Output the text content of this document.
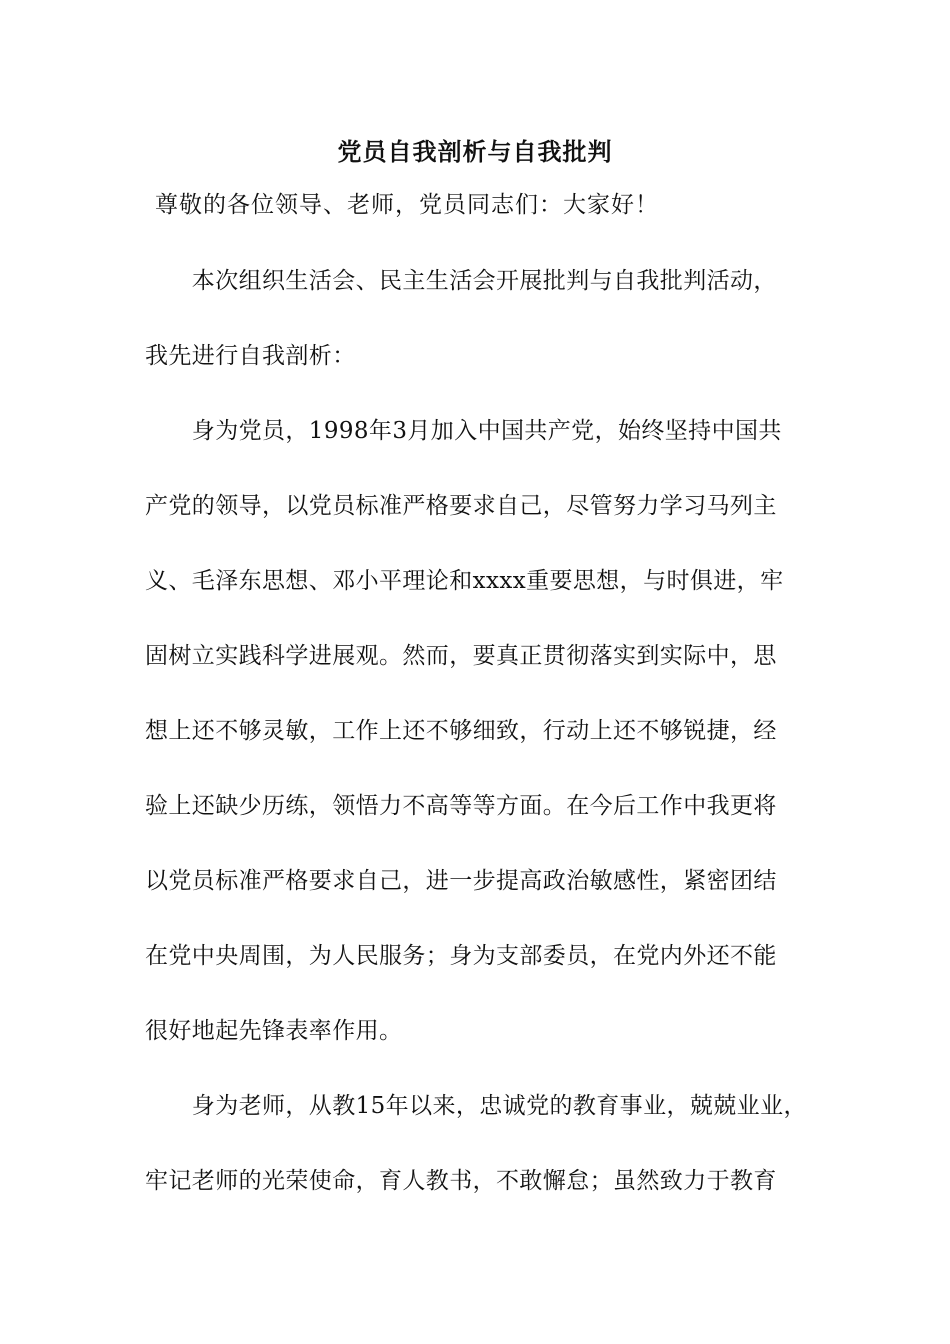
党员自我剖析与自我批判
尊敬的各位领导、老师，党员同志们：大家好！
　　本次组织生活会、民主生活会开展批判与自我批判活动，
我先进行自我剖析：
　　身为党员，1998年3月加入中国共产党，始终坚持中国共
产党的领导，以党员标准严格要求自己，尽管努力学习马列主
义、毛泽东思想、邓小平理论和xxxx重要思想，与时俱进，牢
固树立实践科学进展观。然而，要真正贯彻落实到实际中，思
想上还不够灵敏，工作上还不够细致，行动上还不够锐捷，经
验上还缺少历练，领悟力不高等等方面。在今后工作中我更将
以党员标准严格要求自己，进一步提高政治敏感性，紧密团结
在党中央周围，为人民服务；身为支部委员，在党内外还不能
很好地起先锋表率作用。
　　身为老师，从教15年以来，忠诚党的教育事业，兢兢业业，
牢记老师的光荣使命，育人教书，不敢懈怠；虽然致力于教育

▬▬▬

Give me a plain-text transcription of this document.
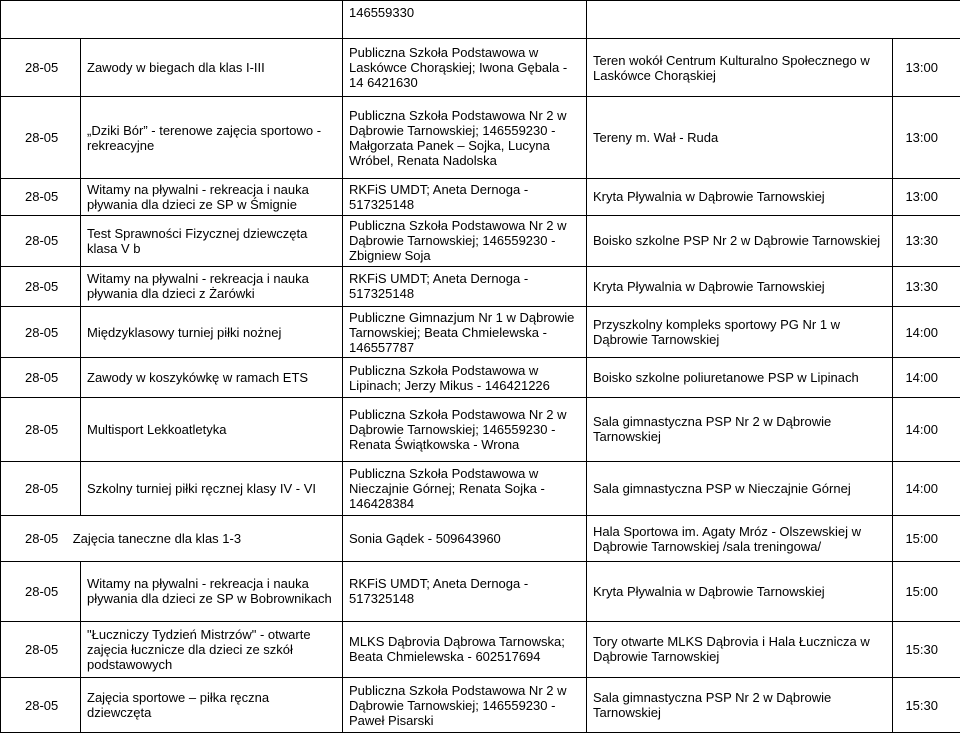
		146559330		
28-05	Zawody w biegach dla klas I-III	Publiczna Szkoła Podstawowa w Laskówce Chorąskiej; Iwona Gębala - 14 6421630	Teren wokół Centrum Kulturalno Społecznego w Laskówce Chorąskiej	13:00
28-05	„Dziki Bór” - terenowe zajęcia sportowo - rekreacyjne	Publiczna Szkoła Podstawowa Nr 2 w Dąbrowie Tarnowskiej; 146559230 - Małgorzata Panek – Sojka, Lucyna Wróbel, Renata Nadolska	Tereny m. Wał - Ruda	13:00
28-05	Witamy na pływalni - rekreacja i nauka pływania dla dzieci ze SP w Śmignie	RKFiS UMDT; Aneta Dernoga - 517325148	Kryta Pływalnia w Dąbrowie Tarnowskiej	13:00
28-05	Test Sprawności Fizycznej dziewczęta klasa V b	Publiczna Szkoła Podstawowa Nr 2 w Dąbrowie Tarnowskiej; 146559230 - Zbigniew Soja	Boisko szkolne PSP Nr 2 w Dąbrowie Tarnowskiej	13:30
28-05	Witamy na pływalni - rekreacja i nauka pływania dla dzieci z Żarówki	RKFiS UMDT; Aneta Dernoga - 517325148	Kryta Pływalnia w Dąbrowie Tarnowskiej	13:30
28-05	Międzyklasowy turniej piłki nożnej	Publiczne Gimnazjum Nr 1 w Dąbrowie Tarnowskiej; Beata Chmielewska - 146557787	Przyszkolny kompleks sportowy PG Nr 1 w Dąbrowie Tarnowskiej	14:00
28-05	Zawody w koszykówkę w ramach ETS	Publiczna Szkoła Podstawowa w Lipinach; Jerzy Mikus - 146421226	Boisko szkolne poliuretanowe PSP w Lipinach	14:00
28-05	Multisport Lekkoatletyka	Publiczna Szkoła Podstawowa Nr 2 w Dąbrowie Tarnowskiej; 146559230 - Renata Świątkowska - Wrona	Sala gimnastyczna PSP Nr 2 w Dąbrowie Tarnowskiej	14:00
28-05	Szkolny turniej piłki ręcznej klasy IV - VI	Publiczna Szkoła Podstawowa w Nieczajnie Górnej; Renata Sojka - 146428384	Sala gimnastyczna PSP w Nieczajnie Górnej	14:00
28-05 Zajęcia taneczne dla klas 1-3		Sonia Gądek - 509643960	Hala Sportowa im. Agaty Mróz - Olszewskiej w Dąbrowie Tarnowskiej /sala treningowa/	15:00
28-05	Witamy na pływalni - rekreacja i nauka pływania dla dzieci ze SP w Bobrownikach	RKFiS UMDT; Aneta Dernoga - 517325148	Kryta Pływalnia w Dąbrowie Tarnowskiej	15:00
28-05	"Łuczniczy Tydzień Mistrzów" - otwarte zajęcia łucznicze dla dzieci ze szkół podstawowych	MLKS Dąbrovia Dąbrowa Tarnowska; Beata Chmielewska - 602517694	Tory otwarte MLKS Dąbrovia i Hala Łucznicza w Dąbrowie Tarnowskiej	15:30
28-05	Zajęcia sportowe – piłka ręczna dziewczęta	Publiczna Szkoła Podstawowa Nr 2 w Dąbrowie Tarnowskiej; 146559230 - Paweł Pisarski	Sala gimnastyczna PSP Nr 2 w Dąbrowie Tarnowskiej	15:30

▬▬▬

- GIVEN REQUEST -
Select every line in the material above where the string "Beata" occurs, and copy it.

- RESPONSE TO THE TASK -
28-05	Międzyklasowy turniej piłki nożnej	Publiczne Gimnazjum Nr 1 w Dąbrowie Tarnowskiej; Beata Chmielewska - 146557787	Przyszkolny kompleks sportowy PG Nr 1 w Dąbrowie Tarnowskiej	14:00
28-05	"Łuczniczy Tydzień Mistrzów" - otwarte zajęcia łucznicze dla dzieci ze szkół podstawowych	MLKS Dąbrovia Dąbrowa Tarnowska; Beata Chmielewska - 602517694	Tory otwarte MLKS Dąbrovia i Hala Łucznicza w Dąbrowie Tarnowskiej	15:30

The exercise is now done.